## begin
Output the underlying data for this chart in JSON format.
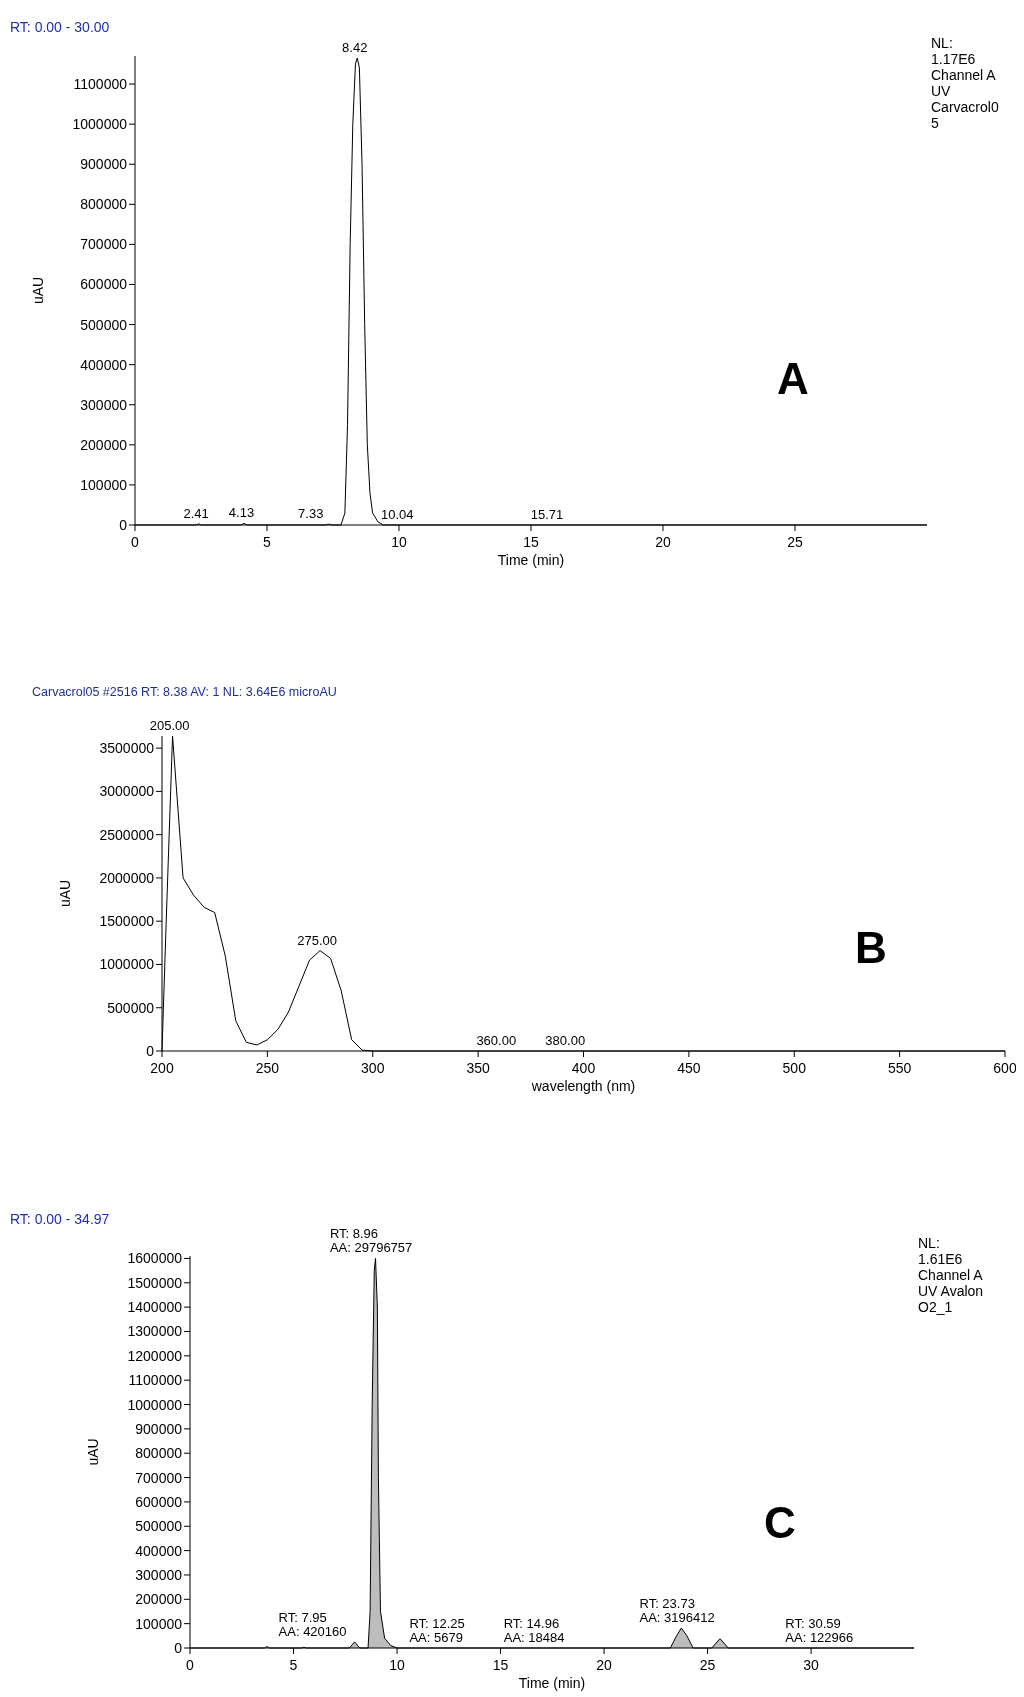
{
  "chart_data": [
    {
      "type": "line",
      "xlabel": "Time (min)",
      "ylabel": "uAU",
      "xlim": [
        0,
        30
      ],
      "xticks": [
        0,
        5,
        10,
        15,
        20,
        25
      ],
      "ylim": [
        0,
        1170000
      ],
      "yticks": [
        0,
        100000,
        200000,
        300000,
        400000,
        500000,
        600000,
        700000,
        800000,
        900000,
        1000000,
        1100000
      ],
      "grid": false,
      "marker": "none",
      "line_style": "solid",
      "series": [
        {
          "color": "#000000",
          "x": [
            0,
            2.3,
            2.41,
            2.5,
            4.0,
            4.13,
            4.25,
            7.2,
            7.33,
            7.45,
            7.8,
            7.95,
            8.05,
            8.15,
            8.25,
            8.35,
            8.42,
            8.5,
            8.6,
            8.7,
            8.8,
            8.9,
            9.0,
            9.2,
            9.4,
            30
          ],
          "values": [
            0,
            0,
            3000,
            0,
            0,
            4000,
            0,
            0,
            2000,
            0,
            0,
            30000,
            250000,
            700000,
            1000000,
            1150000,
            1165000,
            1140000,
            900000,
            500000,
            200000,
            80000,
            30000,
            8000,
            0,
            0
          ]
        }
      ],
      "annotations": [
        "RT: 0.00 - 30.00",
        "NL:\n1.17E6\nChannel A\nUV\nCarvacrol0\n5",
        "A",
        {
          "text": "8.42",
          "x": 8.42,
          "y": 1165000
        },
        {
          "text": "2.41",
          "x": 2.41,
          "y": 3000
        },
        {
          "text": "4.13",
          "x": 4.13,
          "y": 4000
        },
        {
          "text": "7.33",
          "x": 7.33,
          "y": 2000
        },
        {
          "text": "10.04",
          "x": 10.04,
          "y": 0
        },
        {
          "text": "15.71",
          "x": 15.71,
          "y": 0
        }
      ]
    },
    {
      "type": "line",
      "title": "Carvacrol05 #2516   RT: 8.38   AV: 1   NL: 3.64E6   microAU",
      "xlabel": "wavelength (nm)",
      "ylabel": "uAU",
      "xlim": [
        200,
        600
      ],
      "xticks": [
        200,
        250,
        300,
        350,
        400,
        450,
        500,
        550,
        600
      ],
      "ylim": [
        0,
        3640000
      ],
      "yticks": [
        0,
        500000,
        1000000,
        1500000,
        2000000,
        2500000,
        3000000,
        3500000
      ],
      "grid": false,
      "marker": "none",
      "line_style": "solid",
      "series": [
        {
          "color": "#000000",
          "x": [
            200,
            202,
            205,
            210,
            215,
            220,
            225,
            230,
            235,
            240,
            245,
            250,
            255,
            260,
            265,
            270,
            275,
            280,
            285,
            290,
            295,
            300,
            600
          ],
          "values": [
            0,
            1500000,
            3640000,
            2000000,
            1800000,
            1660000,
            1600000,
            1100000,
            350000,
            100000,
            70000,
            130000,
            250000,
            450000,
            750000,
            1050000,
            1160000,
            1070000,
            700000,
            130000,
            10000,
            0,
            0
          ]
        }
      ],
      "annotations": [
        "B",
        {
          "text": "205.00",
          "x": 205,
          "y": 3640000
        },
        {
          "text": "275.00",
          "x": 275,
          "y": 1160000
        },
        {
          "text": "360.00",
          "x": 360,
          "y": 0
        },
        {
          "text": "380.00",
          "x": 380,
          "y": 0
        }
      ]
    },
    {
      "type": "area",
      "xlabel": "Time (min)",
      "ylabel": "uAU",
      "xlim": [
        0,
        34.97
      ],
      "xticks": [
        0,
        5,
        10,
        15,
        20,
        25,
        30
      ],
      "ylim": [
        0,
        1610000
      ],
      "yticks": [
        0,
        100000,
        200000,
        300000,
        400000,
        500000,
        600000,
        700000,
        800000,
        900000,
        1000000,
        1100000,
        1200000,
        1300000,
        1400000,
        1500000,
        1600000
      ],
      "grid": false,
      "marker": "none",
      "line_style": "solid",
      "series": [
        {
          "color": "#000000",
          "x": [
            0,
            3.6,
            3.7,
            3.85,
            5.4,
            5.5,
            5.6,
            7.7,
            7.95,
            8.2,
            8.6,
            8.7,
            8.8,
            8.9,
            8.96,
            9.05,
            9.1,
            9.2,
            9.4,
            9.7,
            10,
            23.2,
            23.5,
            23.73,
            24.0,
            24.3,
            25.2,
            25.6,
            26.0,
            34.97
          ],
          "values": [
            0,
            0,
            6000,
            0,
            0,
            3000,
            0,
            0,
            25000,
            0,
            0,
            150000,
            1000000,
            1550000,
            1600000,
            1400000,
            700000,
            150000,
            40000,
            10000,
            0,
            0,
            50000,
            82000,
            50000,
            0,
            0,
            38000,
            0,
            0
          ]
        }
      ],
      "annotations": [
        "RT: 0.00 - 34.97",
        "NL:\n1.61E6\nChannel A\nUV  Avalon\nO2_1",
        "C",
        {
          "text": "RT: 8.96\nAA: 29796757",
          "x": 8.96,
          "y": 1600000
        },
        {
          "text": "RT: 7.95\nAA: 420160",
          "x": 7.95,
          "y": 25000
        },
        {
          "text": "RT: 12.25\nAA: 5679",
          "x": 12.25,
          "y": 0
        },
        {
          "text": "RT: 14.96\nAA: 18484",
          "x": 14.96,
          "y": 0
        },
        {
          "text": "RT: 23.73\nAA: 3196412",
          "x": 23.73,
          "y": 82000
        },
        {
          "text": "RT: 30.59\nAA: 122966",
          "x": 30.59,
          "y": 0
        }
      ]
    }
  ]
}
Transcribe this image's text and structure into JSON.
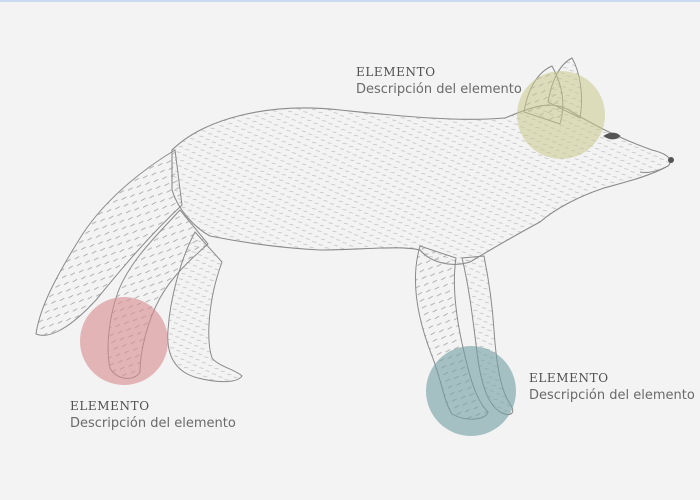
{
  "annotations": [
    {
      "id": "head",
      "title": "ELEMENTO",
      "description": "Descripción del elemento",
      "color": "#c9c98a"
    },
    {
      "id": "hind-paw",
      "title": "ELEMENTO",
      "description": "Descripción del elemento",
      "color": "#d98a8e"
    },
    {
      "id": "front-paw",
      "title": "ELEMENTO",
      "description": "Descripción del elemento",
      "color": "#6f9ea3"
    }
  ],
  "colors": {
    "background": "#f3f3f3",
    "sketch": "#8a8a8a"
  }
}
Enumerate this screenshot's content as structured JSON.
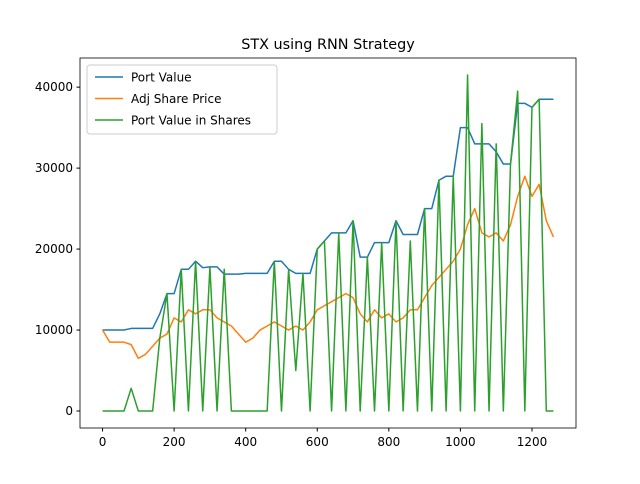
{
  "chart_data": {
    "type": "line",
    "title": "STX using RNN Strategy",
    "x": [
      0,
      20,
      40,
      60,
      80,
      100,
      120,
      140,
      160,
      180,
      200,
      220,
      240,
      260,
      280,
      300,
      320,
      340,
      360,
      380,
      400,
      420,
      440,
      460,
      480,
      500,
      520,
      540,
      560,
      580,
      600,
      620,
      640,
      660,
      680,
      700,
      720,
      740,
      760,
      780,
      800,
      820,
      840,
      860,
      880,
      900,
      920,
      940,
      960,
      980,
      1000,
      1020,
      1040,
      1060,
      1080,
      1100,
      1120,
      1140,
      1160,
      1180,
      1200,
      1220,
      1240,
      1260
    ],
    "series": [
      {
        "name": "Port Value",
        "color": "#1f77b4",
        "values": [
          10000,
          10000,
          10000,
          10000,
          10200,
          10200,
          10200,
          10200,
          12000,
          14500,
          14500,
          17500,
          17500,
          18500,
          17700,
          17800,
          17800,
          16900,
          16900,
          16900,
          17000,
          17000,
          17000,
          17000,
          18500,
          18500,
          17500,
          17000,
          17000,
          17000,
          20000,
          21000,
          22000,
          22000,
          22000,
          23500,
          19000,
          19000,
          20800,
          20800,
          20800,
          23500,
          21800,
          21800,
          21800,
          25000,
          25000,
          28500,
          29000,
          29000,
          35000,
          35000,
          33000,
          33000,
          33000,
          32000,
          30500,
          30500,
          38000,
          38000,
          37500,
          38500,
          38500,
          38500
        ]
      },
      {
        "name": "Adj Share Price",
        "color": "#ff7f0e",
        "values": [
          10000,
          8500,
          8500,
          8500,
          8200,
          6500,
          7000,
          8000,
          9000,
          9500,
          11500,
          11000,
          12500,
          12000,
          12500,
          12500,
          11500,
          11000,
          10500,
          9500,
          8500,
          9000,
          10000,
          10500,
          11000,
          10500,
          10000,
          10500,
          10000,
          11000,
          12500,
          13000,
          13500,
          14000,
          14500,
          14000,
          12000,
          11000,
          12500,
          11500,
          12000,
          11000,
          11500,
          12500,
          12500,
          14000,
          15500,
          16500,
          17500,
          18500,
          20000,
          23000,
          25000,
          22000,
          21500,
          22000,
          21000,
          23000,
          26500,
          29000,
          26500,
          28000,
          23500,
          21500
        ]
      },
      {
        "name": "Port Value in Shares",
        "color": "#2ca02c",
        "values": [
          0,
          0,
          0,
          0,
          2800,
          0,
          0,
          0,
          9000,
          14500,
          0,
          17500,
          0,
          18500,
          0,
          17800,
          0,
          17500,
          0,
          0,
          0,
          0,
          0,
          0,
          18500,
          0,
          17500,
          5000,
          17000,
          0,
          20000,
          21000,
          0,
          22000,
          0,
          23500,
          0,
          19000,
          0,
          20800,
          0,
          23500,
          0,
          21000,
          0,
          25000,
          0,
          28500,
          0,
          29000,
          0,
          41500,
          0,
          35500,
          0,
          33000,
          0,
          30500,
          39500,
          0,
          37500,
          38500,
          0,
          0
        ]
      }
    ],
    "xlim": [
      -63,
      1323
    ],
    "ylim": [
      -2100,
      43600
    ],
    "xticks": [
      0,
      200,
      400,
      600,
      800,
      1000,
      1200
    ],
    "yticks": [
      0,
      10000,
      20000,
      30000,
      40000
    ],
    "legend": "upper left",
    "grid": false
  }
}
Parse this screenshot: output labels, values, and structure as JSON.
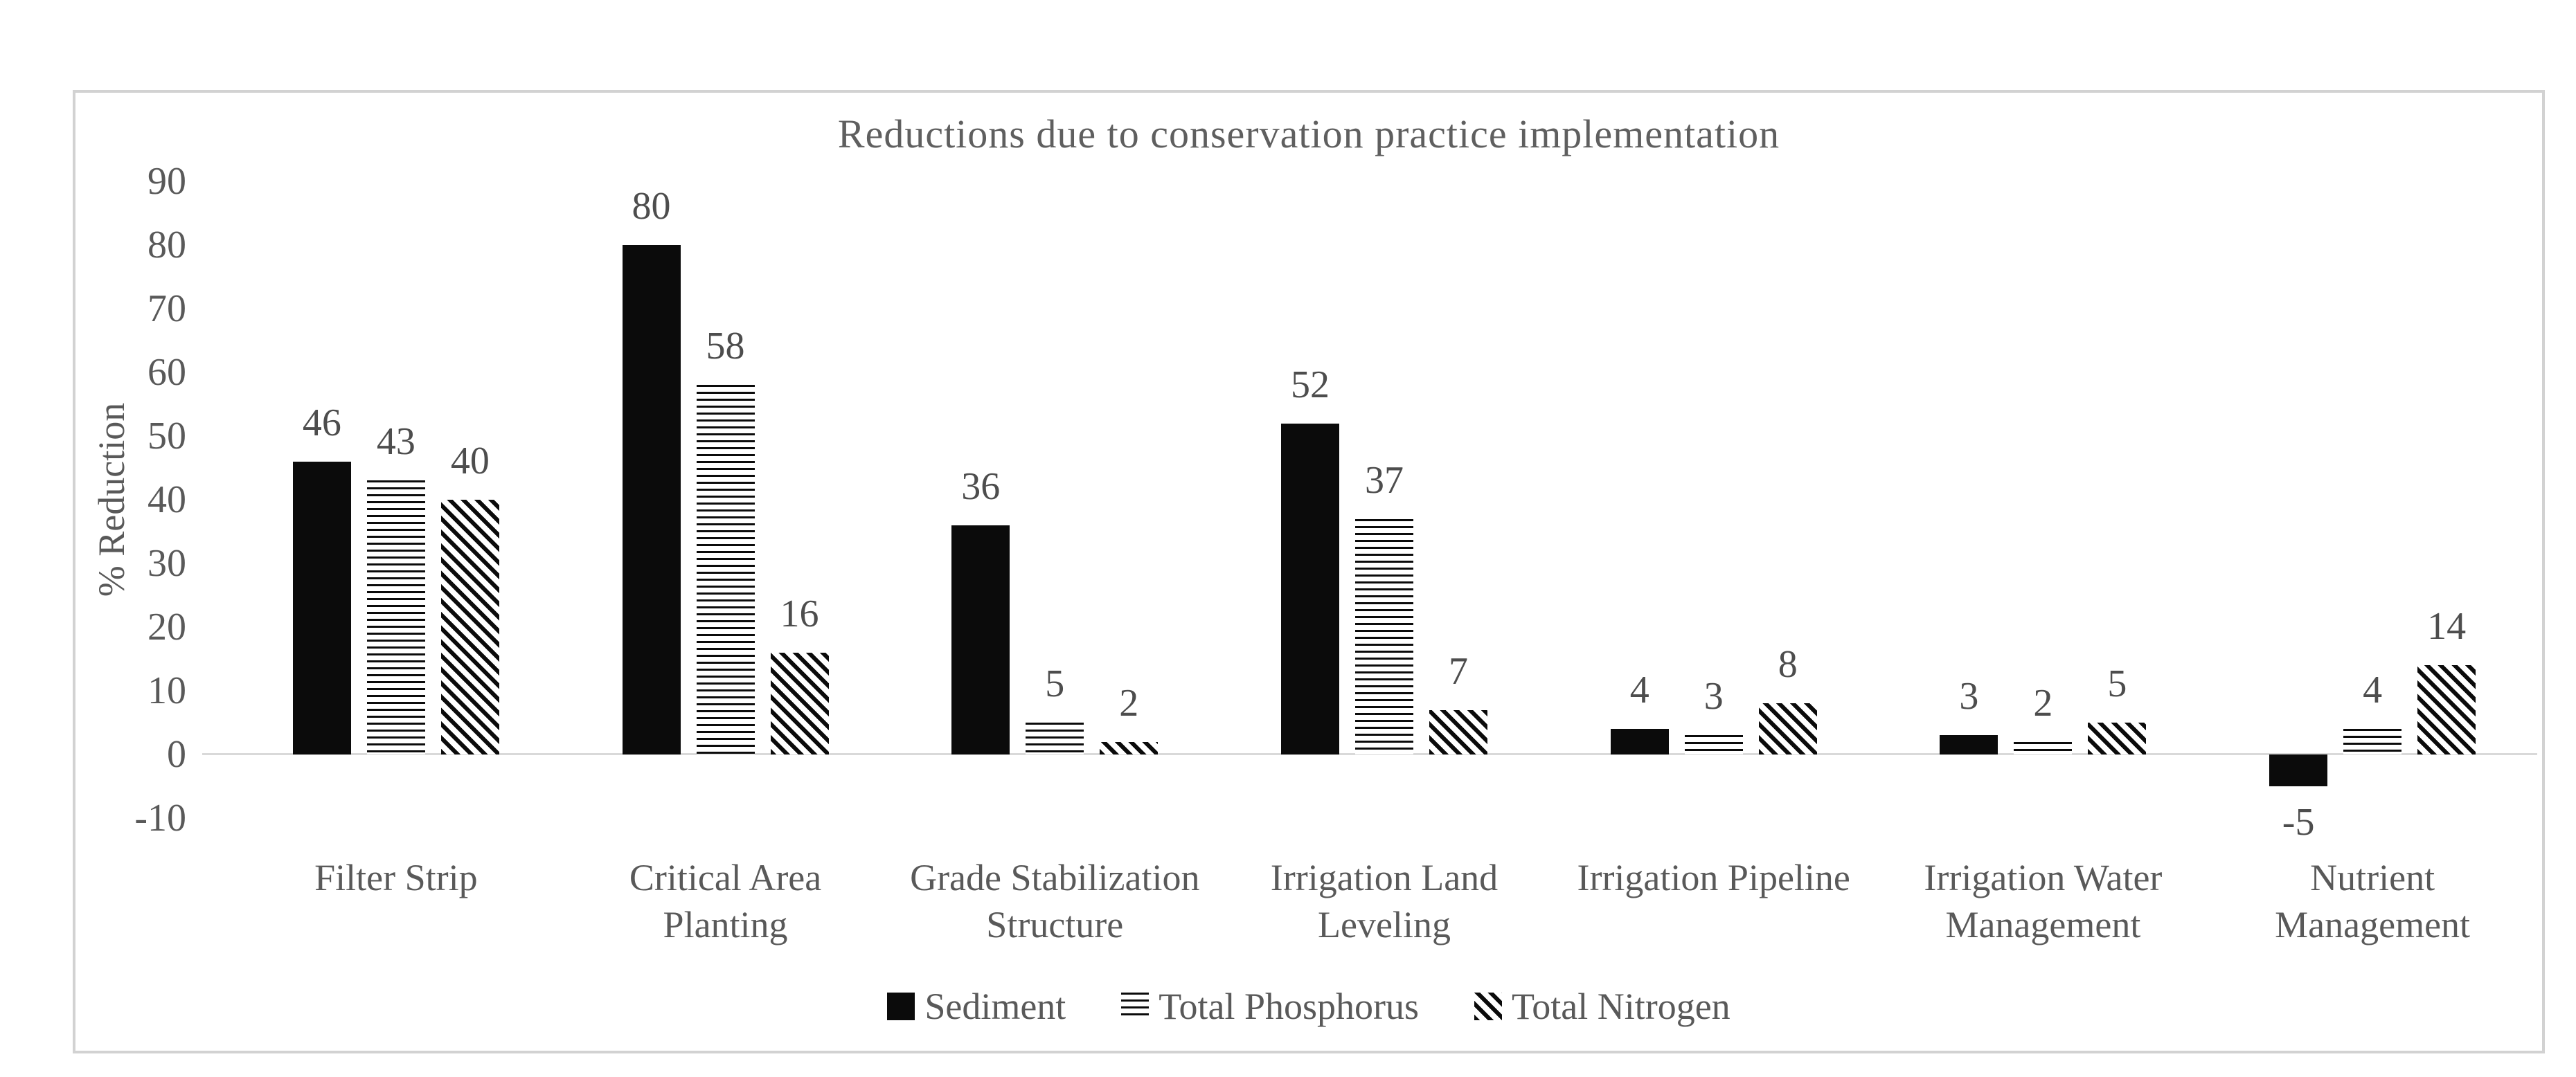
{
  "chart_data": {
    "type": "bar",
    "title": "Reductions due to conservation practice implementation",
    "xlabel": "",
    "ylabel": "% Reduction",
    "ylim": [
      -10,
      90
    ],
    "yticks": [
      90,
      80,
      70,
      60,
      50,
      40,
      30,
      20,
      10,
      0,
      -10
    ],
    "grid": false,
    "legend_position": "bottom",
    "categories": [
      "Filter Strip",
      "Critical Area\nPlanting",
      "Grade Stabilization\nStructure",
      "Irrigation Land\nLeveling",
      "Irrigation Pipeline",
      "Irrigation Water\nManagement",
      "Nutrient\nManagement"
    ],
    "series": [
      {
        "name": "Sediment",
        "pattern": "solid",
        "values": [
          46,
          80,
          36,
          52,
          4,
          3,
          -5
        ]
      },
      {
        "name": "Total Phosphorus",
        "pattern": "hlines",
        "values": [
          43,
          58,
          5,
          37,
          3,
          2,
          4
        ]
      },
      {
        "name": "Total Nitrogen",
        "pattern": "diag",
        "values": [
          40,
          16,
          2,
          7,
          8,
          5,
          14
        ]
      }
    ],
    "colors": {
      "bar_fill": "#0b0b0b",
      "text": "#595959",
      "data_label_text": "#4d4d4d",
      "axis_line": "#d9d9d9",
      "frame_border": "#d2d2d2",
      "background": "#ffffff"
    }
  }
}
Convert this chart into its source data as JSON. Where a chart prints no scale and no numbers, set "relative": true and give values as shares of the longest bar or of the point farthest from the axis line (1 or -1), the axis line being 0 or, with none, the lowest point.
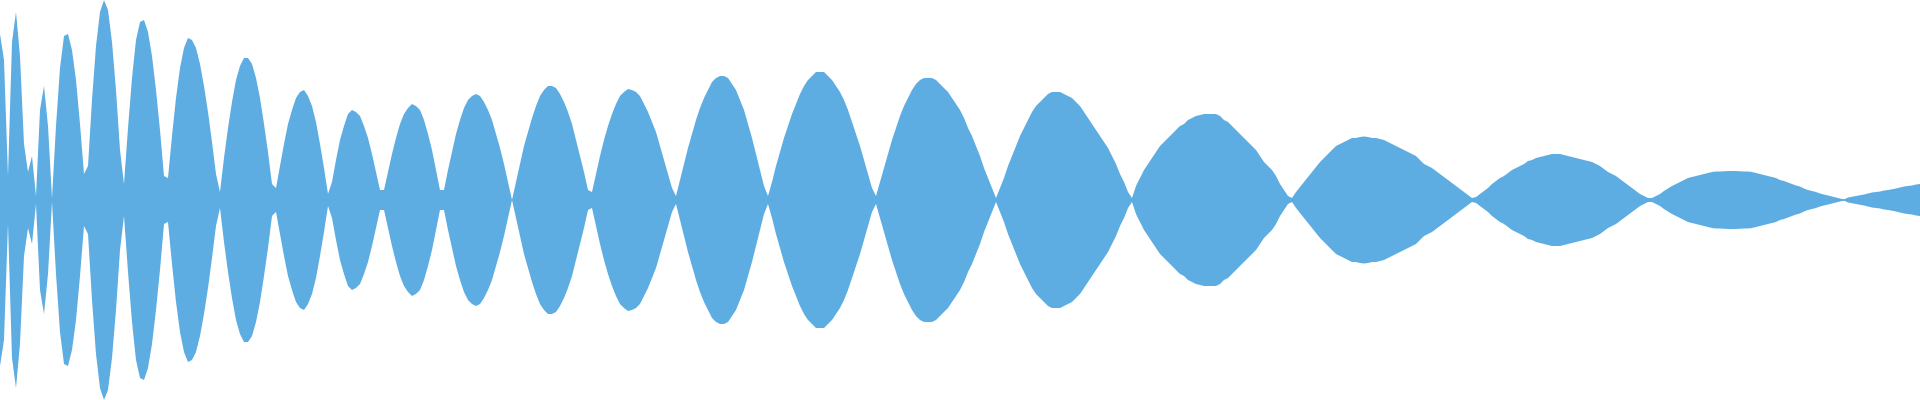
## end
Pull every line containing "Port" out of the data above.

Worked solution -
        "name": "Port Value",
        "name": "Port Value in Shares",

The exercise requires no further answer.